Look below. Copy each line that has "Temperature" in it.

Records to use:
# # #
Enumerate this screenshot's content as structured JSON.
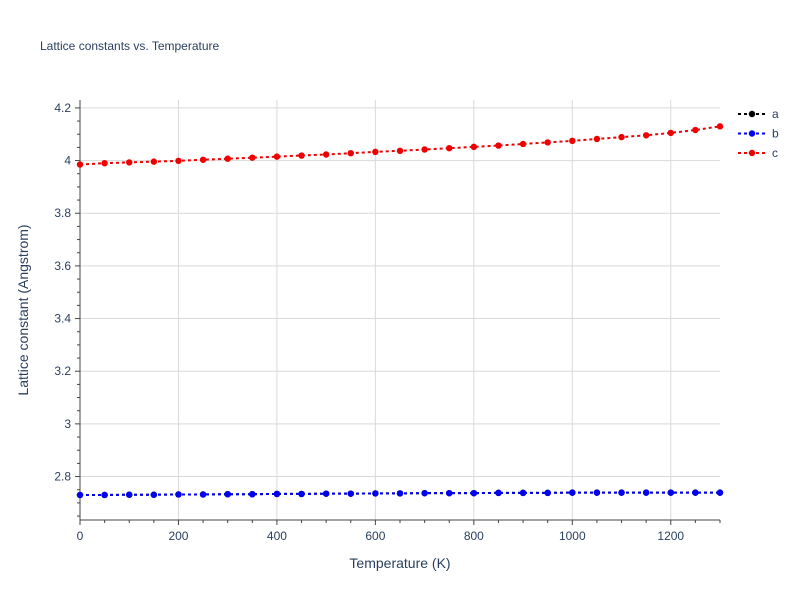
{
  "chart_data": {
    "type": "line",
    "title": "Lattice constants vs. Temperature",
    "xlabel": "Temperature (K)",
    "ylabel": "Lattice constant (Angstrom)",
    "xlim": [
      0,
      1300
    ],
    "ylim": [
      2.635,
      4.23
    ],
    "x_ticks": [
      0,
      200,
      400,
      600,
      800,
      1000,
      1200
    ],
    "x_tick_labels": [
      "0",
      "200",
      "400",
      "600",
      "800",
      "1000",
      "1200"
    ],
    "y_ticks": [
      2.8,
      3.0,
      3.2,
      3.4,
      3.6,
      3.8,
      4.0,
      4.2
    ],
    "y_tick_labels": [
      "2.8",
      "3",
      "3.2",
      "3.4",
      "3.6",
      "3.8",
      "4",
      "4.2"
    ],
    "grid": true,
    "legend_position": "top-right",
    "x": [
      0,
      50,
      100,
      150,
      200,
      250,
      300,
      350,
      400,
      450,
      500,
      550,
      600,
      650,
      700,
      750,
      800,
      850,
      900,
      950,
      1000,
      1050,
      1100,
      1150,
      1200,
      1250,
      1300
    ],
    "series": [
      {
        "name": "a",
        "color": "#000000",
        "values": [
          2.73,
          2.73,
          2.731,
          2.731,
          2.732,
          2.732,
          2.733,
          2.733,
          2.734,
          2.734,
          2.735,
          2.735,
          2.736,
          2.736,
          2.737,
          2.737,
          2.737,
          2.738,
          2.738,
          2.738,
          2.739,
          2.739,
          2.739,
          2.739,
          2.739,
          2.739,
          2.739
        ]
      },
      {
        "name": "b",
        "color": "#0000ee",
        "values": [
          2.73,
          2.73,
          2.731,
          2.731,
          2.732,
          2.732,
          2.733,
          2.733,
          2.734,
          2.734,
          2.735,
          2.735,
          2.736,
          2.736,
          2.737,
          2.737,
          2.737,
          2.738,
          2.738,
          2.738,
          2.739,
          2.739,
          2.739,
          2.739,
          2.739,
          2.739,
          2.739
        ]
      },
      {
        "name": "c",
        "color": "#ee0000",
        "values": [
          3.985,
          3.99,
          3.993,
          3.996,
          3.999,
          4.003,
          4.007,
          4.011,
          4.015,
          4.019,
          4.023,
          4.028,
          4.033,
          4.037,
          4.042,
          4.047,
          4.052,
          4.057,
          4.063,
          4.069,
          4.075,
          4.082,
          4.089,
          4.096,
          4.105,
          4.116,
          4.13
        ]
      }
    ]
  }
}
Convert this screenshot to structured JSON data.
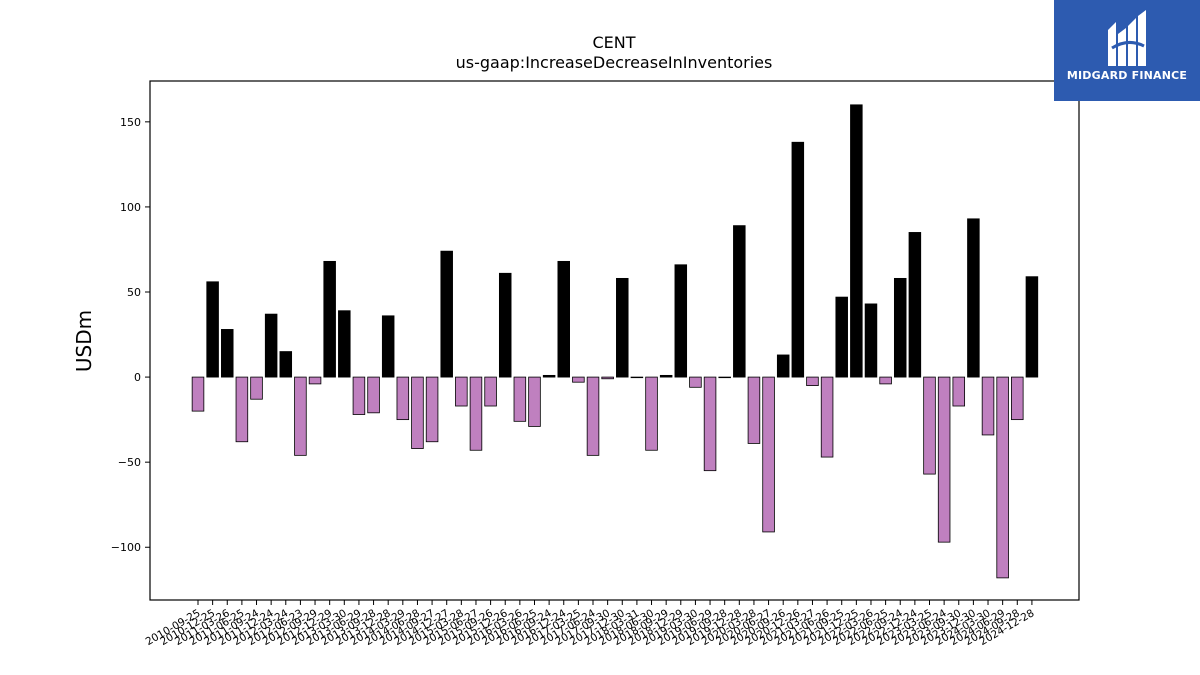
{
  "chart_data": {
    "type": "bar",
    "title": "CENT",
    "subtitle": "us-gaap:IncreaseDecreaseInInventories",
    "xlabel": "",
    "ylabel": "USDm",
    "ylim": [
      -131,
      174
    ],
    "yticks": [
      -100,
      -50,
      0,
      50,
      100,
      150
    ],
    "grid": false,
    "colors": {
      "positive": "#000000",
      "negative": "#bf80bf",
      "edge": "#000000"
    },
    "categories": [
      "2010-09-25",
      "2010-12-25",
      "2011-03-26",
      "2011-06-25",
      "2011-09-24",
      "2011-12-24",
      "2012-03-24",
      "2012-06-23",
      "2012-09-29",
      "2012-12-29",
      "2013-03-30",
      "2013-06-29",
      "2013-09-28",
      "2013-12-28",
      "2014-03-29",
      "2014-06-28",
      "2014-09-27",
      "2014-12-27",
      "2015-03-28",
      "2015-06-27",
      "2015-09-26",
      "2015-12-26",
      "2016-03-26",
      "2016-06-25",
      "2016-09-24",
      "2016-12-24",
      "2017-03-25",
      "2017-06-24",
      "2017-09-30",
      "2017-12-30",
      "2018-03-31",
      "2018-06-30",
      "2018-09-29",
      "2018-12-29",
      "2019-03-30",
      "2019-06-29",
      "2019-09-28",
      "2019-12-28",
      "2020-03-28",
      "2020-06-27",
      "2020-09-26",
      "2020-12-26",
      "2021-03-27",
      "2021-06-26",
      "2021-09-25",
      "2021-12-25",
      "2022-03-26",
      "2022-06-25",
      "2022-09-24",
      "2022-12-24",
      "2023-03-25",
      "2023-06-24",
      "2023-09-30",
      "2023-12-30",
      "2024-03-30",
      "2024-06-29",
      "2024-09-28",
      "2024-12-28"
    ],
    "values": [
      -20,
      56,
      28,
      -38,
      -13,
      37,
      15,
      -46,
      -4,
      68,
      39,
      -22,
      -21,
      36,
      -25,
      -42,
      -38,
      74,
      -17,
      -43,
      -17,
      61,
      -26,
      -29,
      1,
      68,
      -3,
      -46,
      -1,
      58,
      0,
      -43,
      1,
      66,
      -6,
      -55,
      0,
      89,
      -39,
      -91,
      13,
      138,
      -5,
      -47,
      47,
      160,
      43,
      -4,
      58,
      85,
      -57,
      -97,
      -17,
      93,
      -34,
      -118,
      -25,
      59
    ]
  },
  "logo": {
    "name": "MIDGARD FINANCE"
  }
}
# # #
Exercise output:
    "title": "Lattice constants vs. Temperature",
    "xlabel": "Temperature (K)",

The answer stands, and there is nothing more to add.